Dataset records
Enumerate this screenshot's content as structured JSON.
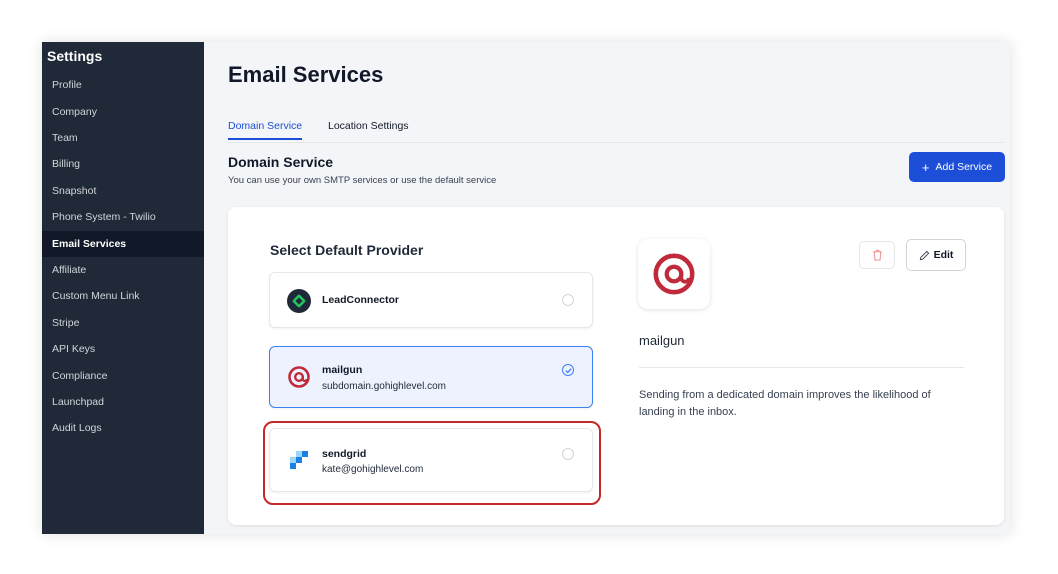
{
  "sidebar": {
    "title": "Settings",
    "items": [
      {
        "label": "Profile",
        "active": false
      },
      {
        "label": "Company",
        "active": false
      },
      {
        "label": "Team",
        "active": false
      },
      {
        "label": "Billing",
        "active": false
      },
      {
        "label": "Snapshot",
        "active": false
      },
      {
        "label": "Phone System - Twilio",
        "active": false
      },
      {
        "label": "Email Services",
        "active": true
      },
      {
        "label": "Affiliate",
        "active": false
      },
      {
        "label": "Custom Menu Link",
        "active": false
      },
      {
        "label": "Stripe",
        "active": false
      },
      {
        "label": "API Keys",
        "active": false
      },
      {
        "label": "Compliance",
        "active": false
      },
      {
        "label": "Launchpad",
        "active": false
      },
      {
        "label": "Audit Logs",
        "active": false
      }
    ]
  },
  "page": {
    "title": "Email Services",
    "tabs": [
      {
        "label": "Domain Service",
        "active": true
      },
      {
        "label": "Location Settings",
        "active": false
      }
    ],
    "section_title": "Domain Service",
    "section_subtitle": "You can use your own SMTP services or use the default service",
    "add_button": {
      "icon": "+",
      "label": "Add Service"
    }
  },
  "card": {
    "select_title": "Select Default Provider",
    "providers": [
      {
        "name": "LeadConnector",
        "subtitle": "",
        "selected": false,
        "icon": "leadconnector-logo"
      },
      {
        "name": "mailgun",
        "subtitle": "subdomain.gohighlevel.com",
        "selected": true,
        "icon": "mailgun-logo"
      },
      {
        "name": "sendgrid",
        "subtitle": "kate@gohighlevel.com",
        "selected": false,
        "icon": "sendgrid-logo"
      }
    ],
    "detail": {
      "name": "mailgun",
      "description": "Sending from a dedicated domain improves the likelihood of landing in the inbox.",
      "edit_label": "Edit",
      "delete_icon": "trash-icon"
    }
  },
  "colors": {
    "primary": "#1d4ed8",
    "sidebar_bg": "#1f2937",
    "mailgun_red": "#c02b3c",
    "highlight_red": "#c62828"
  }
}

TASK DIRECTIONS
Output every entry exactly as given; pictures are not part of the copy.

ANSWER TO THIS PROBLEM
Enumerate this screenshot's content as structured JSON.
{
  "sidebar": {
    "title": "Settings",
    "items": [
      {
        "label": "Profile",
        "active": false
      },
      {
        "label": "Company",
        "active": false
      },
      {
        "label": "Team",
        "active": false
      },
      {
        "label": "Billing",
        "active": false
      },
      {
        "label": "Snapshot",
        "active": false
      },
      {
        "label": "Phone System - Twilio",
        "active": false
      },
      {
        "label": "Email Services",
        "active": true
      },
      {
        "label": "Affiliate",
        "active": false
      },
      {
        "label": "Custom Menu Link",
        "active": false
      },
      {
        "label": "Stripe",
        "active": false
      },
      {
        "label": "API Keys",
        "active": false
      },
      {
        "label": "Compliance",
        "active": false
      },
      {
        "label": "Launchpad",
        "active": false
      },
      {
        "label": "Audit Logs",
        "active": false
      }
    ]
  },
  "page": {
    "title": "Email Services",
    "tabs": [
      {
        "label": "Domain Service",
        "active": true
      },
      {
        "label": "Location Settings",
        "active": false
      }
    ],
    "section_title": "Domain Service",
    "section_subtitle": "You can use your own SMTP services or use the default service",
    "add_button": {
      "icon": "+",
      "label": "Add Service"
    }
  },
  "card": {
    "select_title": "Select Default Provider",
    "providers": [
      {
        "name": "LeadConnector",
        "subtitle": "",
        "selected": false,
        "icon": "leadconnector-logo"
      },
      {
        "name": "mailgun",
        "subtitle": "subdomain.gohighlevel.com",
        "selected": true,
        "icon": "mailgun-logo"
      },
      {
        "name": "sendgrid",
        "subtitle": "kate@gohighlevel.com",
        "selected": false,
        "icon": "sendgrid-logo"
      }
    ],
    "detail": {
      "name": "mailgun",
      "description": "Sending from a dedicated domain improves the likelihood of landing in the inbox.",
      "edit_label": "Edit",
      "delete_icon": "trash-icon"
    }
  },
  "colors": {
    "primary": "#1d4ed8",
    "sidebar_bg": "#1f2937",
    "mailgun_red": "#c02b3c",
    "highlight_red": "#c62828"
  }
}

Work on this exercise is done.